• _TASK DETAILS_:
Look through the material below. Copy every line with the string "يكون" in it.
──────
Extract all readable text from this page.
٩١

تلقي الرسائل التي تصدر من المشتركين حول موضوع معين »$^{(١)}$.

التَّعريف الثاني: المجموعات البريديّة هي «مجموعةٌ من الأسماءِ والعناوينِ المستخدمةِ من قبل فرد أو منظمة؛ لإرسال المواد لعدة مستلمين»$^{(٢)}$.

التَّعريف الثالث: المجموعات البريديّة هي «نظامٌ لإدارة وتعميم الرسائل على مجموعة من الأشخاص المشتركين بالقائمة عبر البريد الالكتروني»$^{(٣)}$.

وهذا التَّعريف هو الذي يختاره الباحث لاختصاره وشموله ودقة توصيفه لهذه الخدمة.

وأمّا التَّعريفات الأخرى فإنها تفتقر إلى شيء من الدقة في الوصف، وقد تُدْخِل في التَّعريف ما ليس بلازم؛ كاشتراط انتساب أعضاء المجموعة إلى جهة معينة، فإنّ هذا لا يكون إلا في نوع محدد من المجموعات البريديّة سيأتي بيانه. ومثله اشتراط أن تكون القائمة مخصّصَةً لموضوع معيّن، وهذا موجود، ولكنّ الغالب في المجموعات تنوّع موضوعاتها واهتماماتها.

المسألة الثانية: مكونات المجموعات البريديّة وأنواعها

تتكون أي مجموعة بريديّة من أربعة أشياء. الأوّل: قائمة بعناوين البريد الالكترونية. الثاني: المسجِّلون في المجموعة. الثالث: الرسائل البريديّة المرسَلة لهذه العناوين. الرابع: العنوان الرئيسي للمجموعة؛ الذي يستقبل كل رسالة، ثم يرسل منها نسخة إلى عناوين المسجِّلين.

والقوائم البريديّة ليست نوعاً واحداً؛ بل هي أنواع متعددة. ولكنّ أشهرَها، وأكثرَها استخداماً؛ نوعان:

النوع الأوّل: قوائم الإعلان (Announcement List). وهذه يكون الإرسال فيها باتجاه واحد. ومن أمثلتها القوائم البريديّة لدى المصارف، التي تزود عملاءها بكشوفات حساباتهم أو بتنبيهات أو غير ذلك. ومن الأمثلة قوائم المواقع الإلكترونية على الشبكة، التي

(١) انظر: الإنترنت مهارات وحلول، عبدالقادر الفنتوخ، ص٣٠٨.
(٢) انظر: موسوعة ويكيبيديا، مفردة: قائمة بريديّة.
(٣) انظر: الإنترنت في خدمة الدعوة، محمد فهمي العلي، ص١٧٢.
──────
• _OUTPUT_:
وأمّا التَّعريفات الأخرى فإنها تفتقر إلى شيء من الدقة في الوصف، وقد تُدْخِل في التَّعريف ما ليس بلازم؛ كاشتراط انتساب أعضاء المجموعة إلى جهة معينة، فإنّ هذا لا يكون إلا في نوع محدد من المجموعات البريديّة سيأتي بيانه. ومثله اشتراط أن تكون القائمة مخصّصَةً لموضوع معيّن، وهذا موجود، ولكنّ الغالب في المجموعات تنوّع موضوعاتها واهتماماتها.
النوع الأوّل: قوائم الإعلان (Announcement List). وهذه يكون الإرسال فيها باتجاه واحد. ومن أمثلتها القوائم البريديّة لدى المصارف، التي تزود عملاءها بكشوفات حساباتهم أو بتنبيهات أو غير ذلك. ومن الأمثلة قوائم المواقع الإلكترونية على الشبكة، التي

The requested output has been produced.